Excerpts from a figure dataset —
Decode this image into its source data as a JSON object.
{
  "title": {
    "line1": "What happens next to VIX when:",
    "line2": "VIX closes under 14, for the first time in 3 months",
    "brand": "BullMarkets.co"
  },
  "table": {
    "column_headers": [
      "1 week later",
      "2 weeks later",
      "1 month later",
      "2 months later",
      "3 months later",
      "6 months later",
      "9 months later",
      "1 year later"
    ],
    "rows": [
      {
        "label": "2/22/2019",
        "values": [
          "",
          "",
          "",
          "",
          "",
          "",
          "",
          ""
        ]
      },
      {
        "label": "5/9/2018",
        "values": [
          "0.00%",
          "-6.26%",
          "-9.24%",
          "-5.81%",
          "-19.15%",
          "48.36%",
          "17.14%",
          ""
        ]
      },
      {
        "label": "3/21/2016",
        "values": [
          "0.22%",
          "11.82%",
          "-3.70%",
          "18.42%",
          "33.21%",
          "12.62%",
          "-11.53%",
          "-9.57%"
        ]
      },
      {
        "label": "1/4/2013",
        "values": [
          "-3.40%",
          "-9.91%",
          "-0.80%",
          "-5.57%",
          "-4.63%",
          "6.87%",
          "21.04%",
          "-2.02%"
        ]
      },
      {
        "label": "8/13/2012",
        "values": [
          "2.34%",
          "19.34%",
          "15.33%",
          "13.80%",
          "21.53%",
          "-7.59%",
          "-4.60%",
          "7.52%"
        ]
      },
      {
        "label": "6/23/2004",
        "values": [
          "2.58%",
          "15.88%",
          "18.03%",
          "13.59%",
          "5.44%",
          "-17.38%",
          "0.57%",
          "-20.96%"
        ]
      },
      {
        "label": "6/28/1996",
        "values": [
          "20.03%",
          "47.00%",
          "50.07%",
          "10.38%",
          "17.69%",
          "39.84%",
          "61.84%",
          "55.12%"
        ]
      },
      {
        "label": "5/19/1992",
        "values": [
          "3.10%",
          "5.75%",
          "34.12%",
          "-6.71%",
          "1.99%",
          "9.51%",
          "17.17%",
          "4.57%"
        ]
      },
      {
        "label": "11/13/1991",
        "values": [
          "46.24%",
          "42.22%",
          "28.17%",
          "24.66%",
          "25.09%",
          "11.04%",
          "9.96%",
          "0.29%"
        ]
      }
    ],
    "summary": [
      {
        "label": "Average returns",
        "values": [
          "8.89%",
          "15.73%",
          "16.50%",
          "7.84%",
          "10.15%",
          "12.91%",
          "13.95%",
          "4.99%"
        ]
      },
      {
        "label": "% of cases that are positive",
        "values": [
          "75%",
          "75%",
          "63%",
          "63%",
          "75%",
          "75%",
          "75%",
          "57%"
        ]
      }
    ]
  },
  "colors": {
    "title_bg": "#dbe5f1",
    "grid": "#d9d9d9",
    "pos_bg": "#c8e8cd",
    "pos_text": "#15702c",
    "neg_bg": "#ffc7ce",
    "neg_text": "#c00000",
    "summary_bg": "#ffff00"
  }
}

PROBLEM DESCRIPTION — Copy every line of the listing that contains the word "later".

OUTPUT OF THE EXERCISE —
      "1 week later",
      "2 weeks later",
      "1 month later",
      "2 months later",
      "3 months later",
      "6 months later",
      "9 months later",
      "1 year later"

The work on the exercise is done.